What to do
Using the records below, locate all lines containing "screenshot" and return them.

Extracted information
====
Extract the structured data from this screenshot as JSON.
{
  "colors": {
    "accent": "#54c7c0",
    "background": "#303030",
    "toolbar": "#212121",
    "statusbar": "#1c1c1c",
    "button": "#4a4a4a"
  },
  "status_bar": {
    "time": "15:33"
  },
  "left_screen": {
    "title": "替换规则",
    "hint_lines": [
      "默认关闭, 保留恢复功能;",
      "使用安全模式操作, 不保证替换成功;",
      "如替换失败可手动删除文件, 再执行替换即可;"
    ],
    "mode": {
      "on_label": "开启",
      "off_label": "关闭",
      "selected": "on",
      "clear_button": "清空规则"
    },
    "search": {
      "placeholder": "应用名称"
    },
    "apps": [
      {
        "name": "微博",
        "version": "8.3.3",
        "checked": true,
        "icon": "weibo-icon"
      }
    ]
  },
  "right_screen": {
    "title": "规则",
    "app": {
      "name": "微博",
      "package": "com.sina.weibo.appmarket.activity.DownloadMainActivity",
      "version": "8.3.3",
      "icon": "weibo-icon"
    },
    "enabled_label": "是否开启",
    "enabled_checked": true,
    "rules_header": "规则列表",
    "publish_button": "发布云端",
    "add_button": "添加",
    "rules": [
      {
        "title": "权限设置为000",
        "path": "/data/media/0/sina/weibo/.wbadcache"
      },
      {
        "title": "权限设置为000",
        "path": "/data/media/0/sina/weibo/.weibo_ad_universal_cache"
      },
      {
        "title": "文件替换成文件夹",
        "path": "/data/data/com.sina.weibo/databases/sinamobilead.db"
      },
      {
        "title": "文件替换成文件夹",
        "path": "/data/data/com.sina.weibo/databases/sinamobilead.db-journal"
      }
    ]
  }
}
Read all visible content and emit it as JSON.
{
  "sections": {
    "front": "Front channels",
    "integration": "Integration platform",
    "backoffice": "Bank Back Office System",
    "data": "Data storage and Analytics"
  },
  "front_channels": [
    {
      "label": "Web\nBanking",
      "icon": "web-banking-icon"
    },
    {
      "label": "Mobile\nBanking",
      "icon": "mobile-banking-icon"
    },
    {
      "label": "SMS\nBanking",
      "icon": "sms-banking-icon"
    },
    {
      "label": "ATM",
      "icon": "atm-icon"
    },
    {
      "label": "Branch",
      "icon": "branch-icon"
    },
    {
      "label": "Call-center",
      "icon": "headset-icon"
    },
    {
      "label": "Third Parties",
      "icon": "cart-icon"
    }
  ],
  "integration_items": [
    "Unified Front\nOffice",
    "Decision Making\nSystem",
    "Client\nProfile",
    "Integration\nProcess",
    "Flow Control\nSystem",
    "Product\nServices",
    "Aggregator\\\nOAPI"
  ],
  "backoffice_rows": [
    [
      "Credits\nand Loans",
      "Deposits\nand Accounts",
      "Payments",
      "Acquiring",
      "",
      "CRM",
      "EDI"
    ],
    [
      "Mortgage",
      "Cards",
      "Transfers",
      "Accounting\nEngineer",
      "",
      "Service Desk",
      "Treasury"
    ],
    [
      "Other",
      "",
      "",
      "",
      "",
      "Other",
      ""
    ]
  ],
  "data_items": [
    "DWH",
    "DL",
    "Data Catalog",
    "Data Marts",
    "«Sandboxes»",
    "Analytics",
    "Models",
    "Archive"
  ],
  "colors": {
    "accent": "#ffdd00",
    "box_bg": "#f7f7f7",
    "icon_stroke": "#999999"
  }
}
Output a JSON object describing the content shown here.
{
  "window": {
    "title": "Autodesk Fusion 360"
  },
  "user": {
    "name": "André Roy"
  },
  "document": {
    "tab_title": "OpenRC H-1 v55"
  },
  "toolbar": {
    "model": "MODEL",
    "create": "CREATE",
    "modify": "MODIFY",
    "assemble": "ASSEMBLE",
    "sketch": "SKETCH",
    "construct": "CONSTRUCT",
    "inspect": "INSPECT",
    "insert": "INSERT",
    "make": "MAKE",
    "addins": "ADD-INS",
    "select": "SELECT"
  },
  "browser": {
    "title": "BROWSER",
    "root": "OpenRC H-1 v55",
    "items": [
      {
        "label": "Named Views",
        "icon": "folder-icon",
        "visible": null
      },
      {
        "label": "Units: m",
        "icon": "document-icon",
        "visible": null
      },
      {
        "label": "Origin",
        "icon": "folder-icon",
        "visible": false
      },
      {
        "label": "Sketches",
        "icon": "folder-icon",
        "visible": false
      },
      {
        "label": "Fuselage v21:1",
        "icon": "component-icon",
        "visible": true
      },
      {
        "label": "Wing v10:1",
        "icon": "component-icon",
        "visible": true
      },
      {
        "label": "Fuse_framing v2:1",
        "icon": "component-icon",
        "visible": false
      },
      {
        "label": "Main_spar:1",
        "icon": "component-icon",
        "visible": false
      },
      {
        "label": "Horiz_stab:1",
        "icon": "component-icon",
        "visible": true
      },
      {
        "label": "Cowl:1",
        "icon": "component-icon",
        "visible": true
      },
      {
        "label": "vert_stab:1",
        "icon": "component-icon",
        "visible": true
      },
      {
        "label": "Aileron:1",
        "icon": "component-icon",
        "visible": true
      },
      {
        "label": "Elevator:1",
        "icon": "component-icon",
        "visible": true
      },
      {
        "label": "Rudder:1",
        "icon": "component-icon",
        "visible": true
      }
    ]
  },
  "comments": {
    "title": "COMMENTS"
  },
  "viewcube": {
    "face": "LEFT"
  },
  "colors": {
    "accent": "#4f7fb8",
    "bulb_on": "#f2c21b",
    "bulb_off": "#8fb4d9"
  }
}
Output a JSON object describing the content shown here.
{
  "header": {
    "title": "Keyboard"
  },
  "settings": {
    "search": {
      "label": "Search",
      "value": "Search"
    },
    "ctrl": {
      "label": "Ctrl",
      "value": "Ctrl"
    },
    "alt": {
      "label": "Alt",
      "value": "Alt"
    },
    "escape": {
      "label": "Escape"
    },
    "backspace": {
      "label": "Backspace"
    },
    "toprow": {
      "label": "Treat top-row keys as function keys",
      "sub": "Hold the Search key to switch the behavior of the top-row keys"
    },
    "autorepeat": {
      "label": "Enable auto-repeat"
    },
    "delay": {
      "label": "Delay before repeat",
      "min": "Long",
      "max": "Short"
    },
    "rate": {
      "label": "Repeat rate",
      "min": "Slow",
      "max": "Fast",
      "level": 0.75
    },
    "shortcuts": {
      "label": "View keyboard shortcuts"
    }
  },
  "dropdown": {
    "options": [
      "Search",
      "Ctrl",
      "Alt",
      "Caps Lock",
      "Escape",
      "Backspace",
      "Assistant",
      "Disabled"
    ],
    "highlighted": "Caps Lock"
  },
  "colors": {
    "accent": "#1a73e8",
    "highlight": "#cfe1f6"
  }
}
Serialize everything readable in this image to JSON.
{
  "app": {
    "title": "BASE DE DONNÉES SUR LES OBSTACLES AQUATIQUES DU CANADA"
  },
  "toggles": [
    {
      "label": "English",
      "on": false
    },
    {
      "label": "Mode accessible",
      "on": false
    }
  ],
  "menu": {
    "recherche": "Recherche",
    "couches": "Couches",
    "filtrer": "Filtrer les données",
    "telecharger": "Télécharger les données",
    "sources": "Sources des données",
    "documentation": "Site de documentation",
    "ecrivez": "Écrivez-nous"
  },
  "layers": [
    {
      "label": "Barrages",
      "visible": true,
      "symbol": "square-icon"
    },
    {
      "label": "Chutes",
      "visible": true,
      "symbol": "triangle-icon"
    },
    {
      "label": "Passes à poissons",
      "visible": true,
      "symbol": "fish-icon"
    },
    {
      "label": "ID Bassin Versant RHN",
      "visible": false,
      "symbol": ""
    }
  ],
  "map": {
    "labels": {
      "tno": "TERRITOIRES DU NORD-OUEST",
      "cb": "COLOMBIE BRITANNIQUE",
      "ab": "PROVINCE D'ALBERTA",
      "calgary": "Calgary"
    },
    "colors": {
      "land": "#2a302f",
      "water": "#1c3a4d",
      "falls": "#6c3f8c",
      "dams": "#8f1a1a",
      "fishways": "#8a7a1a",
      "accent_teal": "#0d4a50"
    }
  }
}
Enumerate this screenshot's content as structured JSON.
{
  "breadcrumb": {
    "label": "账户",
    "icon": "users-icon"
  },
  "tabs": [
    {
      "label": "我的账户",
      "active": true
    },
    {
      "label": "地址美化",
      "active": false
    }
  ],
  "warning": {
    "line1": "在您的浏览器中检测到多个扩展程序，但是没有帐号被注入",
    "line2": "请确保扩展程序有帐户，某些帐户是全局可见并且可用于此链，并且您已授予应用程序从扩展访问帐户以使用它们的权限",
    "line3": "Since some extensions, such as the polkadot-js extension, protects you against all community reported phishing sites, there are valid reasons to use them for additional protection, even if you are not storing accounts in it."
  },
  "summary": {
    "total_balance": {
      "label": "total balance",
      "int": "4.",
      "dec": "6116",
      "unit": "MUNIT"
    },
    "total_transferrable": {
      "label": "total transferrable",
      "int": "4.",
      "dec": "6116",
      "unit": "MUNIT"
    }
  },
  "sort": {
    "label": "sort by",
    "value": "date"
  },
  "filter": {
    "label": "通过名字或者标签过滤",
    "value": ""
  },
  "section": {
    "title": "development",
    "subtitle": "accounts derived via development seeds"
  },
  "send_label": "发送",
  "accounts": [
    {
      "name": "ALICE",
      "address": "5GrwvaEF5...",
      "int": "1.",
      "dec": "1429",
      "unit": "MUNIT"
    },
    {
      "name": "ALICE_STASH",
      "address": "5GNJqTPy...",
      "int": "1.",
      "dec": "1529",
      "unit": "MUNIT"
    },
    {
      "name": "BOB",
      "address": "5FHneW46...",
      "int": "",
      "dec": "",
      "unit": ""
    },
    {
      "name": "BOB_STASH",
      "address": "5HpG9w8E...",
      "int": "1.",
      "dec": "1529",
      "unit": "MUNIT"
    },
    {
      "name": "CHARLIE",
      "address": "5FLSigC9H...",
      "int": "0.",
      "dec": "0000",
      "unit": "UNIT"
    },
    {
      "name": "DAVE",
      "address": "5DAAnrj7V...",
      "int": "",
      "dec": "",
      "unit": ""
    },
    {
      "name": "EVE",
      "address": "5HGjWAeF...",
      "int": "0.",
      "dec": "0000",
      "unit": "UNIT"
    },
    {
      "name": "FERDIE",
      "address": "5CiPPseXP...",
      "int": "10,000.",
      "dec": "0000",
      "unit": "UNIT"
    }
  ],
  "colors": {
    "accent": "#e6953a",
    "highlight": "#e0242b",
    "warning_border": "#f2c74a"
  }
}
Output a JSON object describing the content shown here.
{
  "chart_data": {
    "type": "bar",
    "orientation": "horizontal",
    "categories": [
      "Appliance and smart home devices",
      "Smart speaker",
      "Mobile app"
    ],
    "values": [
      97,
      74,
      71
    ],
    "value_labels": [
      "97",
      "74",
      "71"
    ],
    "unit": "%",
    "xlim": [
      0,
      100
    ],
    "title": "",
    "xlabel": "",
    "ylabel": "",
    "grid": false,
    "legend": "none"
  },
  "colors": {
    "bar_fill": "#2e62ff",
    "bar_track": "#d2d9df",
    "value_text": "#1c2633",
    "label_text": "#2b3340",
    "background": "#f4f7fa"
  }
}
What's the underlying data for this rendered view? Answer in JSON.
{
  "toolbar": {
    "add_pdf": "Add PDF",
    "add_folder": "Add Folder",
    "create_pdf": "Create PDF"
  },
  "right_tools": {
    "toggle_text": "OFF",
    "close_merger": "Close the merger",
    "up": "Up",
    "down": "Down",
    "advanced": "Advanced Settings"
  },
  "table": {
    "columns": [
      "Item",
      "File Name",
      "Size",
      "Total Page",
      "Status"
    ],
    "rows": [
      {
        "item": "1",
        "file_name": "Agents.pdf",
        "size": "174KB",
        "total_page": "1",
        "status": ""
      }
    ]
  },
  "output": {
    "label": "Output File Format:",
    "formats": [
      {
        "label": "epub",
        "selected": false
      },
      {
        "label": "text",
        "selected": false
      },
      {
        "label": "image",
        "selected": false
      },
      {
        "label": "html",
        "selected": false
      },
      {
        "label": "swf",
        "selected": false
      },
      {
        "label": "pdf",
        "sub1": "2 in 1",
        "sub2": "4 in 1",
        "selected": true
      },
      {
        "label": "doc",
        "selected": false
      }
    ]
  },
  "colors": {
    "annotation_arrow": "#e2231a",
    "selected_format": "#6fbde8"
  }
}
====
Result of this task
Extract the structured data from this screenshot as JSON.
Enumerate this screenshot's content as structured JSON.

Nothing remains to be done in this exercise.